▸ Consigne: Dans la critique consacrée à Daniel Bélanger ci-dessous, recopiez fidèlement tout ce qui va de « Daniel Bélanger, le » jusqu'à « un cadre esthétique. ».

▸ Texte à analyser:
_ _ _ _
Daniel Bélanger, le loup blanc

DB (DANIEL BÉLANGER) / NOUS Audiogram/Select

DB (DANIEL BÉLANGER) / NOUS Audiogram/Select

J’ai cherché le disque de R&B optimiste dont tout le monde parlait avant Noël, et je ne l’ai pas trouvé dans Nous. Certes, il faut plus d’une écoute pour assimiler le choc. Une collision entre les chansons pop-folk éthérées, texturées d’ersatz électroniques, et les éléments rythmi­ques de nature plus animale, qui semblent tout droit sortis de chez James Brown ? Peu de chanteurs d’ici auraient risqué un tel virage. Daniel Bélanger assume le risque, se remet en question d’un album à l’autre et s’impose chaque fois une nouvelle thématique, de nouvelles règles et un cadre esthétique.

Avec sa prose libre, on aurait aimé qu’il « désintellectualise » encore plus son art et retrouve le côté mutin qui avait fait le charme de ses premières tournées. Car il a beau souffler dans un saxophone, « db » n’a ni l’âme ni l’allure d’un tyran du funk. Timide, introspectif ou tourmenté, il écrit dans « Qui ne suis-je ? » : « Carnivore l’homme / Ici se mange lui-même / Il est perdu et il va disparaître ». Preuve qu’il rôde encore, ce prophète de malheur qui, dans L’échec du matériel, envisageait « La fin de l’homme ». Et vrai qu’il y a comme une fausse joie dans cet opus.
_ _ _ _
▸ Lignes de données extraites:

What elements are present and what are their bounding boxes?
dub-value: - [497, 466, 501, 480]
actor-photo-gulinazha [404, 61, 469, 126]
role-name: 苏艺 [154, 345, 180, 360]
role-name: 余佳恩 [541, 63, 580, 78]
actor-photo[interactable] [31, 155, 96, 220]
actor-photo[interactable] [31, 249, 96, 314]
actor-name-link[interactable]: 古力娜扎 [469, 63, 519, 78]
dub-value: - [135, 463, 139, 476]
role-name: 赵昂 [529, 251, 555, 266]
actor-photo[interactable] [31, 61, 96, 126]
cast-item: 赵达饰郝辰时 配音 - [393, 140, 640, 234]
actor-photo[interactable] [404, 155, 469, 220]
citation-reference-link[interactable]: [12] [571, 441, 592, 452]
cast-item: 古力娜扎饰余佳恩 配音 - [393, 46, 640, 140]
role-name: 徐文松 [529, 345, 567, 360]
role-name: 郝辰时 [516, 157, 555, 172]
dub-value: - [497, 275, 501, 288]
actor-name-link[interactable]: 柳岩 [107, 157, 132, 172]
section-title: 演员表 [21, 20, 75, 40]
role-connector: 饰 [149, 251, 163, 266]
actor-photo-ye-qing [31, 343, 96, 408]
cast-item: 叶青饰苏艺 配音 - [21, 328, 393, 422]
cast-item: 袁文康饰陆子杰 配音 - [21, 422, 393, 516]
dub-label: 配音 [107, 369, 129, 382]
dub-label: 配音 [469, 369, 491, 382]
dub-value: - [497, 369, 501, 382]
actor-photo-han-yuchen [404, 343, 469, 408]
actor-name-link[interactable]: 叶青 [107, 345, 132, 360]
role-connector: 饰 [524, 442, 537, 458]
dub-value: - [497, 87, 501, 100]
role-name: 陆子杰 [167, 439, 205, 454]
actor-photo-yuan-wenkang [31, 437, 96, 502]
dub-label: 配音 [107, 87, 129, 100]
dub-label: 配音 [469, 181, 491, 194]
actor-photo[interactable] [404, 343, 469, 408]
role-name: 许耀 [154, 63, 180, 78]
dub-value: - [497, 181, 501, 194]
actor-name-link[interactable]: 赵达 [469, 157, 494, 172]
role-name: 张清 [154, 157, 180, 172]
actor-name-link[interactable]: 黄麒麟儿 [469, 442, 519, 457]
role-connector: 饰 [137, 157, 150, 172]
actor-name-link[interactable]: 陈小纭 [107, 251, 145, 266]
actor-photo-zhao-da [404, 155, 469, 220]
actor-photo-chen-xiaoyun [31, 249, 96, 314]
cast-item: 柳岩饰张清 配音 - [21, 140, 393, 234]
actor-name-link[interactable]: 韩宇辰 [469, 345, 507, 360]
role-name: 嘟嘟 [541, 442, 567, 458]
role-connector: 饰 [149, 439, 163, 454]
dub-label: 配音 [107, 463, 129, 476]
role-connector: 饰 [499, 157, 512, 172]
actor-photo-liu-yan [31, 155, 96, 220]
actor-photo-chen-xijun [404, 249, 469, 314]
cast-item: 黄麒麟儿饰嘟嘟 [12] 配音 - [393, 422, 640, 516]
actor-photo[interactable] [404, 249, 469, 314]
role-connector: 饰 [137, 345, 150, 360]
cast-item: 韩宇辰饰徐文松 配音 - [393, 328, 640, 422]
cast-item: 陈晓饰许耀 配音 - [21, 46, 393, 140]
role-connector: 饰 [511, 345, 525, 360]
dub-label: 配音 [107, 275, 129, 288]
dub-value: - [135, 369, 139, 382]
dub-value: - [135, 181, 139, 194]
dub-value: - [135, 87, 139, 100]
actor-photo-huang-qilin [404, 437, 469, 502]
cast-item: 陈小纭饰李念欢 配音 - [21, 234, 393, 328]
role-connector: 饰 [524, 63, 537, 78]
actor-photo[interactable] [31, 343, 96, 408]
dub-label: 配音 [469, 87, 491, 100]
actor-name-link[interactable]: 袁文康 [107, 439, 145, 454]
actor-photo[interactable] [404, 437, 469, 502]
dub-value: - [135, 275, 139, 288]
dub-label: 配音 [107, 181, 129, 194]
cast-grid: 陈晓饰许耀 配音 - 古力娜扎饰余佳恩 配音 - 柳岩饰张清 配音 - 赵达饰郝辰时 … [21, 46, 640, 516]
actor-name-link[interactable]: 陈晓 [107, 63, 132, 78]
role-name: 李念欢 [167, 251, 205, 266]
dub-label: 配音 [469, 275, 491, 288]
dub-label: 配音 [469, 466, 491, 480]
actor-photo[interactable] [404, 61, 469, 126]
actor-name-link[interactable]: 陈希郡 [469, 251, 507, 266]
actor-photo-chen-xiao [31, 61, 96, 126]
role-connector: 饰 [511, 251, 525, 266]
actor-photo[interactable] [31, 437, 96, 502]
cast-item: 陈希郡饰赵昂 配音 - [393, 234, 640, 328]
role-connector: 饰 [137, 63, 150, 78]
_ _ _ _
▸ Réponse attendue:
Daniel Bélanger, le loup blanc

DB (DANIEL BÉLANGER) / NOUS Audiogram/Select

DB (DANIEL BÉLANGER) / NOUS Audiogram/Select

J’ai cherché le disque de R&B optimiste dont tout le monde parlait avant Noël, et je ne l’ai pas trouvé dans Nous. Certes, il faut plus d’une écoute pour assimiler le choc. Une collision entre les chansons pop-folk éthérées, texturées d’ersatz électroniques, et les éléments rythmi­ques de nature plus animale, qui semblent tout droit sortis de chez James Brown ? Peu de chanteurs d’ici auraient risqué un tel virage. Daniel Bélanger assume le risque, se remet en question d’un album à l’autre et s’impose chaque fois une nouvelle thématique, de nouvelles règles et un cadre esthétique.